ITEMS:
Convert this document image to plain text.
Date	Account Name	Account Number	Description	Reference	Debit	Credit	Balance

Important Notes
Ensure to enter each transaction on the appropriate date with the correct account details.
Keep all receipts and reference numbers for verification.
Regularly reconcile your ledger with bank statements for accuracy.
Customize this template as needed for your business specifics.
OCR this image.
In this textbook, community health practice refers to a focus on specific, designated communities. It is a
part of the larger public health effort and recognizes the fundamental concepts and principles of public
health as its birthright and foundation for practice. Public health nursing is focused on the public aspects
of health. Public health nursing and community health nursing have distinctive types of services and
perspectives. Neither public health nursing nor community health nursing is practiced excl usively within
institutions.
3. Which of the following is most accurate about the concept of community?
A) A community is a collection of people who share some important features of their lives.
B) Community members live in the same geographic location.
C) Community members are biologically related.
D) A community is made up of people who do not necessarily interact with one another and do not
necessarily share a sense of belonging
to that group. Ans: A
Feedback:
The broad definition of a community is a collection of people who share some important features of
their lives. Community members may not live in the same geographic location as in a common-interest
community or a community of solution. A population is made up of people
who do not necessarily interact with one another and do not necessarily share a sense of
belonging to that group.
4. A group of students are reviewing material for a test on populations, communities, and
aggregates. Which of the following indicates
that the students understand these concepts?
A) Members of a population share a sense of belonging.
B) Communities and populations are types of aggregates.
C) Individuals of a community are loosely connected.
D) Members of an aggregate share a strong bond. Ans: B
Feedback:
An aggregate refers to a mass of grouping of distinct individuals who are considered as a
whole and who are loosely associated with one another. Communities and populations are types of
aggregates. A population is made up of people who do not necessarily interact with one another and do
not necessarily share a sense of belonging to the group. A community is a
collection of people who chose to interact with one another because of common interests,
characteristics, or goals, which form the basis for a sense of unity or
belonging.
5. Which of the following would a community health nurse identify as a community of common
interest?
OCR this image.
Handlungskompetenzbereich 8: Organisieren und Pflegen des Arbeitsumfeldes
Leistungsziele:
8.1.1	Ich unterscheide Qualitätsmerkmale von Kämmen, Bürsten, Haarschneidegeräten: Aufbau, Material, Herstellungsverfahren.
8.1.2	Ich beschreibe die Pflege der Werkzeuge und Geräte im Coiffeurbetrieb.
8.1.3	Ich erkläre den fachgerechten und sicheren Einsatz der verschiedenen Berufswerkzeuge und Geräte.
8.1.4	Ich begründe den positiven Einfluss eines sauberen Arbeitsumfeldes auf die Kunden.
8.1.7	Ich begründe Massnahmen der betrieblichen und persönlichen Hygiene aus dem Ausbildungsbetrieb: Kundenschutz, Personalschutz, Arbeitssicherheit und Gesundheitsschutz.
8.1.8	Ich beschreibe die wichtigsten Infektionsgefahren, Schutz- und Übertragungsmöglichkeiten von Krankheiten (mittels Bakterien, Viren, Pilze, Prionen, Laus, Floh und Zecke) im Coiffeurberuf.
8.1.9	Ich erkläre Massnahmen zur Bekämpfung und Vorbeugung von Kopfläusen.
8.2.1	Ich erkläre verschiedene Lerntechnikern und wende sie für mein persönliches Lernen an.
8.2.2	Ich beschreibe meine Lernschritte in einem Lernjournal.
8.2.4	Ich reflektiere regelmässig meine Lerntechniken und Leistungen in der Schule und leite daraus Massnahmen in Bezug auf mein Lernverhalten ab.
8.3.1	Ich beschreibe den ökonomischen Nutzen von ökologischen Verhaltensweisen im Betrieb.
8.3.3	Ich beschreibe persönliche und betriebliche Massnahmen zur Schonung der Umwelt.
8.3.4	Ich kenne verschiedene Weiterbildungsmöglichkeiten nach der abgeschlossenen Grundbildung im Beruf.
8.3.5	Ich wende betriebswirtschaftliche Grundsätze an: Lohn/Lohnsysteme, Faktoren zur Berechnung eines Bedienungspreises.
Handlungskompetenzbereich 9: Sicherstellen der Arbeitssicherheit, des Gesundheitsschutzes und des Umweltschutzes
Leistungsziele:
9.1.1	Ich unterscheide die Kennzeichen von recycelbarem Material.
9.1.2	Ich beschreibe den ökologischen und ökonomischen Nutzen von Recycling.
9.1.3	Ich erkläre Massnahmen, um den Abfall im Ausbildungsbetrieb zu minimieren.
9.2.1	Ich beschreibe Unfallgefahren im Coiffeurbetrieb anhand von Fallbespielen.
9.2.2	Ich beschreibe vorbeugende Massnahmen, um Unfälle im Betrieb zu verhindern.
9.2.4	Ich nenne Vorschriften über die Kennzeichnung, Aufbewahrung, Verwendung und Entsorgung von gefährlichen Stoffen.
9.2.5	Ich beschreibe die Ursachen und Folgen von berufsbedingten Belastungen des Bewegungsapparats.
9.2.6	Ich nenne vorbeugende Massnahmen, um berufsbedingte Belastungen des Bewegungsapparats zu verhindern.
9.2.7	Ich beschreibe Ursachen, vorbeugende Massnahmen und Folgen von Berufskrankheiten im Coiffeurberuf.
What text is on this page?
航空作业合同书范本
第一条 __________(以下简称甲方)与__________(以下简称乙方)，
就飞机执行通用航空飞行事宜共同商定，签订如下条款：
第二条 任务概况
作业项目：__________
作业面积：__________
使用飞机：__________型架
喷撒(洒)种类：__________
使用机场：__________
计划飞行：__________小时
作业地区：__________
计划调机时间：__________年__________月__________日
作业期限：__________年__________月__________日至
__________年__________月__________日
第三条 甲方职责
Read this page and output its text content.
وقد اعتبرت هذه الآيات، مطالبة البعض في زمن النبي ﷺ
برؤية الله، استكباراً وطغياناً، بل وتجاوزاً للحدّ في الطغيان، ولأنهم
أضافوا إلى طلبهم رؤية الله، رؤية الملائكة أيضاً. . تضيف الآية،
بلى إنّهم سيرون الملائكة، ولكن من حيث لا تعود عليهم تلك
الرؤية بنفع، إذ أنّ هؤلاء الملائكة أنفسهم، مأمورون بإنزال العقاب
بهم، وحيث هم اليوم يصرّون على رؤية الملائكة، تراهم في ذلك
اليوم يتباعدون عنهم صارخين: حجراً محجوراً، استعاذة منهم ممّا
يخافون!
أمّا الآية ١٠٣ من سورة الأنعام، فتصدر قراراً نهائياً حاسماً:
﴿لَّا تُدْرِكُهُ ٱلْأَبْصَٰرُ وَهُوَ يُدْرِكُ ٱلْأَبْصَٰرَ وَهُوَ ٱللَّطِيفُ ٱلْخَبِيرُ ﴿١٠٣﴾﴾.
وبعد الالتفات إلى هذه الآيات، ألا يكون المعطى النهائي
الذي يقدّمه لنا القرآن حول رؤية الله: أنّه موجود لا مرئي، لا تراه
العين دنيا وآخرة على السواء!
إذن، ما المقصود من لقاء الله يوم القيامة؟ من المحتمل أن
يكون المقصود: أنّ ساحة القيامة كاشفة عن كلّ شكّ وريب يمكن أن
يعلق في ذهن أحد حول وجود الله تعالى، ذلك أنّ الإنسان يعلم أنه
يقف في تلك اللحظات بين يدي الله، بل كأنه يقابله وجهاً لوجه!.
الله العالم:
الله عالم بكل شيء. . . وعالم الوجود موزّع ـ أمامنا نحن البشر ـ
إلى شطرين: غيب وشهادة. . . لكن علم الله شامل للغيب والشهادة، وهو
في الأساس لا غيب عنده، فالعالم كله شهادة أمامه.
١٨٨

TO DO:
Above are the records; retype every one exactly.

WORKED ANSWER:
Convert this document image to plain text.
Date	Account Name	Account Number	Description	Reference	Debit	Credit	Balance

Important Notes
Ensure to enter each transaction on the appropriate date with the correct account details.
Keep all receipts and reference numbers for verification.
Regularly reconcile your ledger with bank statements for accuracy.
Customize this template as needed for your business specifics.
OCR this image.
In this textbook, community health practice refers to a focus on specific, designated communities. It is a
part of the larger public health effort and recognizes the fundamental concepts and principles of public
health as its birthright and foundation for practice. Public health nursing is focused on the public aspects
of health. Public health nursing and community health nursing have distinctive types of services and
perspectives. Neither public health nursing nor community health nursing is practiced excl usively within
institutions.
3. Which of the following is most accurate about the concept of community?
A) A community is a collection of people who share some important features of their lives.
B) Community members live in the same geographic location.
C) Community members are biologically related.
D) A community is made up of people who do not necessarily interact with one another and do not
necessarily share a sense of belonging
to that group. Ans: A
Feedback:
The broad definition of a community is a collection of people who share some important features of
their lives. Community members may not live in the same geographic location as in a common-interest
community or a community of solution. A population is made up of people
who do not necessarily interact with one another and do not necessarily share a sense of
belonging to that group.
4. A group of students are reviewing material for a test on populations, communities, and
aggregates. Which of the following indicates
that the students understand these concepts?
A) Members of a population share a sense of belonging.
B) Communities and populations are types of aggregates.
C) Individuals of a community are loosely connected.
D) Members of an aggregate share a strong bond. Ans: B
Feedback:
An aggregate refers to a mass of grouping of distinct individuals who are considered as a
whole and who are loosely associated with one another. Communities and populations are types of
aggregates. A population is made up of people who do not necessarily interact with one another and do
not necessarily share a sense of belonging to the group. A community is a
collection of people who chose to interact with one another because of common interests,
characteristics, or goals, which form the basis for a sense of unity or
belonging.
5. Which of the following would a community health nurse identify as a community of common
interest?
OCR this image.
Handlungskompetenzbereich 8: Organisieren und Pflegen des Arbeitsumfeldes
Leistungsziele:
8.1.1	Ich unterscheide Qualitätsmerkmale von Kämmen, Bürsten, Haarschneidegeräten: Aufbau, Material, Herstellungsverfahren.
8.1.2	Ich beschreibe die Pflege der Werkzeuge und Geräte im Coiffeurbetrieb.
8.1.3	Ich erkläre den fachgerechten und sicheren Einsatz der verschiedenen Berufswerkzeuge und Geräte.
8.1.4	Ich begründe den positiven Einfluss eines sauberen Arbeitsumfeldes auf die Kunden.
8.1.7	Ich begründe Massnahmen der betrieblichen und persönlichen Hygiene aus dem Ausbildungsbetrieb: Kundenschutz, Personalschutz, Arbeitssicherheit und Gesundheitsschutz.
8.1.8	Ich beschreibe die wichtigsten Infektionsgefahren, Schutz- und Übertragungsmöglichkeiten von Krankheiten (mittels Bakterien, Viren, Pilze, Prionen, Laus, Floh und Zecke) im Coiffeurberuf.
8.1.9	Ich erkläre Massnahmen zur Bekämpfung und Vorbeugung von Kopfläusen.
8.2.1	Ich erkläre verschiedene Lerntechnikern und wende sie für mein persönliches Lernen an.
8.2.2	Ich beschreibe meine Lernschritte in einem Lernjournal.
8.2.4	Ich reflektiere regelmässig meine Lerntechniken und Leistungen in der Schule und leite daraus Massnahmen in Bezug auf mein Lernverhalten ab.
8.3.1	Ich beschreibe den ökonomischen Nutzen von ökologischen Verhaltensweisen im Betrieb.
8.3.3	Ich beschreibe persönliche und betriebliche Massnahmen zur Schonung der Umwelt.
8.3.4	Ich kenne verschiedene Weiterbildungsmöglichkeiten nach der abgeschlossenen Grundbildung im Beruf.
8.3.5	Ich wende betriebswirtschaftliche Grundsätze an: Lohn/Lohnsysteme, Faktoren zur Berechnung eines Bedienungspreises.
Handlungskompetenzbereich 9: Sicherstellen der Arbeitssicherheit, des Gesundheitsschutzes und des Umweltschutzes
Leistungsziele:
9.1.1	Ich unterscheide die Kennzeichen von recycelbarem Material.
9.1.2	Ich beschreibe den ökologischen und ökonomischen Nutzen von Recycling.
9.1.3	Ich erkläre Massnahmen, um den Abfall im Ausbildungsbetrieb zu minimieren.
9.2.1	Ich beschreibe Unfallgefahren im Coiffeurbetrieb anhand von Fallbespielen.
9.2.2	Ich beschreibe vorbeugende Massnahmen, um Unfälle im Betrieb zu verhindern.
9.2.4	Ich nenne Vorschriften über die Kennzeichnung, Aufbewahrung, Verwendung und Entsorgung von gefährlichen Stoffen.
9.2.5	Ich beschreibe die Ursachen und Folgen von berufsbedingten Belastungen des Bewegungsapparats.
9.2.6	Ich nenne vorbeugende Massnahmen, um berufsbedingte Belastungen des Bewegungsapparats zu verhindern.
9.2.7	Ich beschreibe Ursachen, vorbeugende Massnahmen und Folgen von Berufskrankheiten im Coiffeurberuf.
What text is on this page?
航空作业合同书范本
第一条 __________(以下简称甲方)与__________(以下简称乙方)，
就飞机执行通用航空飞行事宜共同商定，签订如下条款：
第二条 任务概况
作业项目：__________
作业面积：__________
使用飞机：__________型架
喷撒(洒)种类：__________
使用机场：__________
计划飞行：__________小时
作业地区：__________
计划调机时间：__________年__________月__________日
作业期限：__________年__________月__________日至
__________年__________月__________日
第三条 甲方职责
Read this page and output its text content.
وقد اعتبرت هذه الآيات، مطالبة البعض في زمن النبي ﷺ
برؤية الله، استكباراً وطغياناً، بل وتجاوزاً للحدّ في الطغيان، ولأنهم
أضافوا إلى طلبهم رؤية الله، رؤية الملائكة أيضاً. . تضيف الآية،
بلى إنّهم سيرون الملائكة، ولكن من حيث لا تعود عليهم تلك
الرؤية بنفع، إذ أنّ هؤلاء الملائكة أنفسهم، مأمورون بإنزال العقاب
بهم، وحيث هم اليوم يصرّون على رؤية الملائكة، تراهم في ذلك
اليوم يتباعدون عنهم صارخين: حجراً محجوراً، استعاذة منهم ممّا
يخافون!
أمّا الآية ١٠٣ من سورة الأنعام، فتصدر قراراً نهائياً حاسماً:
﴿لَّا تُدْرِكُهُ ٱلْأَبْصَٰرُ وَهُوَ يُدْرِكُ ٱلْأَبْصَٰرَ وَهُوَ ٱللَّطِيفُ ٱلْخَبِيرُ ﴿١٠٣﴾﴾.
وبعد الالتفات إلى هذه الآيات، ألا يكون المعطى النهائي
الذي يقدّمه لنا القرآن حول رؤية الله: أنّه موجود لا مرئي، لا تراه
العين دنيا وآخرة على السواء!
إذن، ما المقصود من لقاء الله يوم القيامة؟ من المحتمل أن
يكون المقصود: أنّ ساحة القيامة كاشفة عن كلّ شكّ وريب يمكن أن
يعلق في ذهن أحد حول وجود الله تعالى، ذلك أنّ الإنسان يعلم أنه
يقف في تلك اللحظات بين يدي الله، بل كأنه يقابله وجهاً لوجه!.
الله العالم:
الله عالم بكل شيء. . . وعالم الوجود موزّع ـ أمامنا نحن البشر ـ
إلى شطرين: غيب وشهادة. . . لكن علم الله شامل للغيب والشهادة، وهو
في الأساس لا غيب عنده، فالعالم كله شهادة أمامه.
١٨٨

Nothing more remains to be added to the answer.